### Problem details
How many lines in the items below contain the word "element"? Give only the number.

### Provided information
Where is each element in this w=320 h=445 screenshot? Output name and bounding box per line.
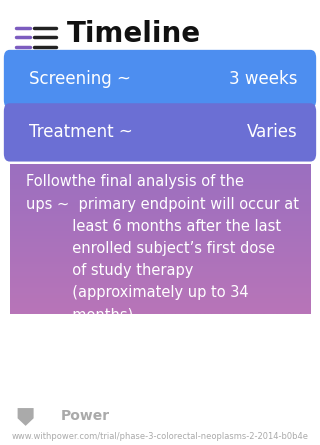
Text: Timeline: Timeline <box>67 20 201 48</box>
Text: Followthe final analysis of the
ups ~  primary endpoint will occur at
          : Followthe final analysis of the ups ~ pr… <box>26 174 299 323</box>
FancyBboxPatch shape <box>4 103 316 162</box>
Polygon shape <box>18 408 34 426</box>
Text: Varies: Varies <box>247 123 298 142</box>
Text: Screening ~: Screening ~ <box>29 70 131 88</box>
FancyBboxPatch shape <box>4 50 316 108</box>
Text: Power: Power <box>61 409 110 423</box>
Text: 3 weeks: 3 weeks <box>229 70 298 88</box>
Text: Treatment ~: Treatment ~ <box>29 123 133 142</box>
Text: www.withpower.com/trial/phase-3-colorectal-neoplasms-2-2014-b0b4e: www.withpower.com/trial/phase-3-colorect… <box>12 433 308 441</box>
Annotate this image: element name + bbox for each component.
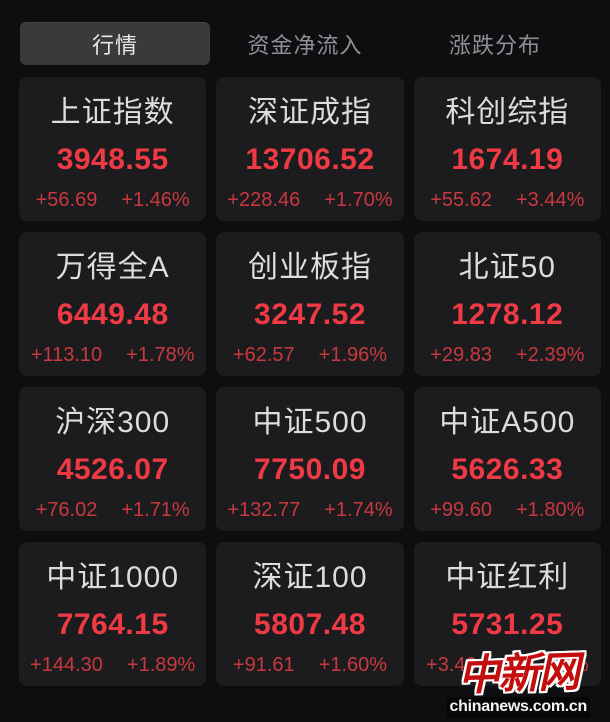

### Final result
2